- **DATASET ENTRIES**
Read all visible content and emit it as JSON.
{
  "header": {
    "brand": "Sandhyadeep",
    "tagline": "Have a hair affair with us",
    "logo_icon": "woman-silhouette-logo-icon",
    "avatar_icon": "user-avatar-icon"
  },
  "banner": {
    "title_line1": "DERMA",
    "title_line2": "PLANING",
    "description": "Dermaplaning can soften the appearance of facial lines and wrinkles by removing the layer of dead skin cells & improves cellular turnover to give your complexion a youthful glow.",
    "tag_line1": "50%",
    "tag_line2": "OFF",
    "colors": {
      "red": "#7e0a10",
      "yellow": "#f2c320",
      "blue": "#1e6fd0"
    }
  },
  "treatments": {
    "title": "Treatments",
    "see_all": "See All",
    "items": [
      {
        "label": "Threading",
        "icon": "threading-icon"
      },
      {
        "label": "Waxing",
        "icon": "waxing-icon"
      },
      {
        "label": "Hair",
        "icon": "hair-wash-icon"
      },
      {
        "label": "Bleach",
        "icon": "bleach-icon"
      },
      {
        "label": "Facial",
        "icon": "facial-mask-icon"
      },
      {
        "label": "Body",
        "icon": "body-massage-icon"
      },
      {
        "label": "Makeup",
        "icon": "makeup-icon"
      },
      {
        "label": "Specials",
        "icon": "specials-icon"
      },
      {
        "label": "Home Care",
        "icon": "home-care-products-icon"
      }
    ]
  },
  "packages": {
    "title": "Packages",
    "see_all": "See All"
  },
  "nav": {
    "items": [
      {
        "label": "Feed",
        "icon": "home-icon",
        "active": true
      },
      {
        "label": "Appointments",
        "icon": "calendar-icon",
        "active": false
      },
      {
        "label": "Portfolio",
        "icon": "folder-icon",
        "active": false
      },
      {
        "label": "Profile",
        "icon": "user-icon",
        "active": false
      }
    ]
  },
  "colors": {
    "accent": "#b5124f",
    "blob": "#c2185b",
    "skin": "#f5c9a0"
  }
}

- **ACTION ITEM**
Restate the material word for word, leaving nothing out.

- **TASK RESULT**
Read all visible content and emit it as JSON.
{
  "header": {
    "brand": "Sandhyadeep",
    "tagline": "Have a hair affair with us",
    "logo_icon": "woman-silhouette-logo-icon",
    "avatar_icon": "user-avatar-icon"
  },
  "banner": {
    "title_line1": "DERMA",
    "title_line2": "PLANING",
    "description": "Dermaplaning can soften the appearance of facial lines and wrinkles by removing the layer of dead skin cells & improves cellular turnover to give your complexion a youthful glow.",
    "tag_line1": "50%",
    "tag_line2": "OFF",
    "colors": {
      "red": "#7e0a10",
      "yellow": "#f2c320",
      "blue": "#1e6fd0"
    }
  },
  "treatments": {
    "title": "Treatments",
    "see_all": "See All",
    "items": [
      {
        "label": "Threading",
        "icon": "threading-icon"
      },
      {
        "label": "Waxing",
        "icon": "waxing-icon"
      },
      {
        "label": "Hair",
        "icon": "hair-wash-icon"
      },
      {
        "label": "Bleach",
        "icon": "bleach-icon"
      },
      {
        "label": "Facial",
        "icon": "facial-mask-icon"
      },
      {
        "label": "Body",
        "icon": "body-massage-icon"
      },
      {
        "label": "Makeup",
        "icon": "makeup-icon"
      },
      {
        "label": "Specials",
        "icon": "specials-icon"
      },
      {
        "label": "Home Care",
        "icon": "home-care-products-icon"
      }
    ]
  },
  "packages": {
    "title": "Packages",
    "see_all": "See All"
  },
  "nav": {
    "items": [
      {
        "label": "Feed",
        "icon": "home-icon",
        "active": true
      },
      {
        "label": "Appointments",
        "icon": "calendar-icon",
        "active": false
      },
      {
        "label": "Portfolio",
        "icon": "folder-icon",
        "active": false
      },
      {
        "label": "Profile",
        "icon": "user-icon",
        "active": false
      }
    ]
  },
  "colors": {
    "accent": "#b5124f",
    "blob": "#c2185b",
    "skin": "#f5c9a0"
  }
}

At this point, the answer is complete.